- **Problem description**: Return every record below exactly as written, omitting any pictures.

- **Data extract**:
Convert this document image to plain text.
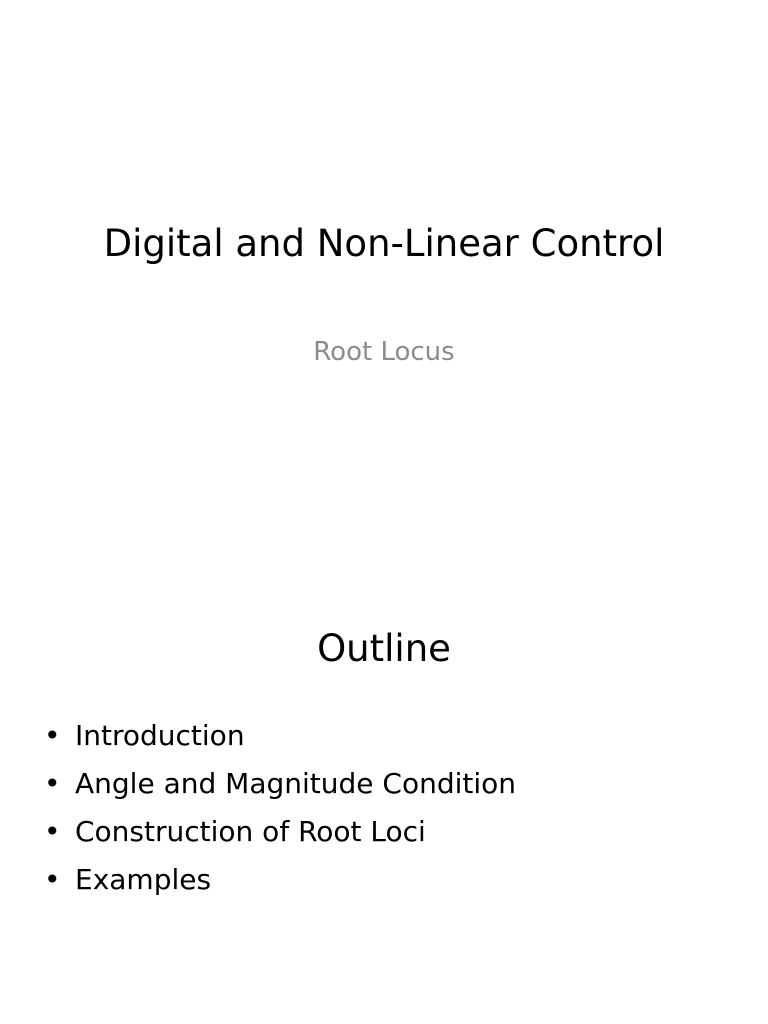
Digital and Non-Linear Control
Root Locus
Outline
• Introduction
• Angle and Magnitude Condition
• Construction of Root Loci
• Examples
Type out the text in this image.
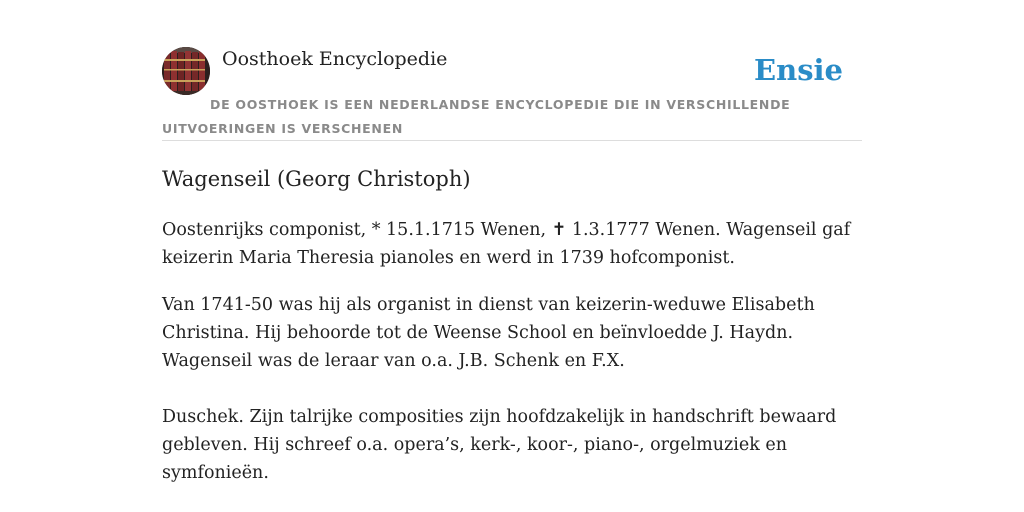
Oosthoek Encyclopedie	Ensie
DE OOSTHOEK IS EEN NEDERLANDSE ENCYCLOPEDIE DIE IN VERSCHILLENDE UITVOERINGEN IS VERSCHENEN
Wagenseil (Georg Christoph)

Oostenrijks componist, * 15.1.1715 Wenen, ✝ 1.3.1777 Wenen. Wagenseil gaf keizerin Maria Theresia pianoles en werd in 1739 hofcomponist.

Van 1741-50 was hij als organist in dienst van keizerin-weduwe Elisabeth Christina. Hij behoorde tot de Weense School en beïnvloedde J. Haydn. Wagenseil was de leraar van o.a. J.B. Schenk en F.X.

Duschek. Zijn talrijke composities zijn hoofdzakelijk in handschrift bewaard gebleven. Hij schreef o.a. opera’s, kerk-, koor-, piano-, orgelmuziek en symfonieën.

- **Task response**:
Convert this document image to plain text.
Digital and Non-Linear Control
Root Locus
Outline
• Introduction
• Angle and Magnitude Condition
• Construction of Root Loci
• Examples
Type out the text in this image.
Oosthoek Encyclopedie	Ensie
DE OOSTHOEK IS EEN NEDERLANDSE ENCYCLOPEDIE DIE IN VERSCHILLENDE UITVOERINGEN IS VERSCHENEN
Wagenseil (Georg Christoph)

Oostenrijks componist, * 15.1.1715 Wenen, ✝ 1.3.1777 Wenen. Wagenseil gaf keizerin Maria Theresia pianoles en werd in 1739 hofcomponist.

Van 1741-50 was hij als organist in dienst van keizerin-weduwe Elisabeth Christina. Hij behoorde tot de Weense School en beïnvloedde J. Haydn. Wagenseil was de leraar van o.a. J.B. Schenk en F.X.

Duschek. Zijn talrijke composities zijn hoofdzakelijk in handschrift bewaard gebleven. Hij schreef o.a. opera’s, kerk-, koor-, piano-, orgelmuziek en symfonieën.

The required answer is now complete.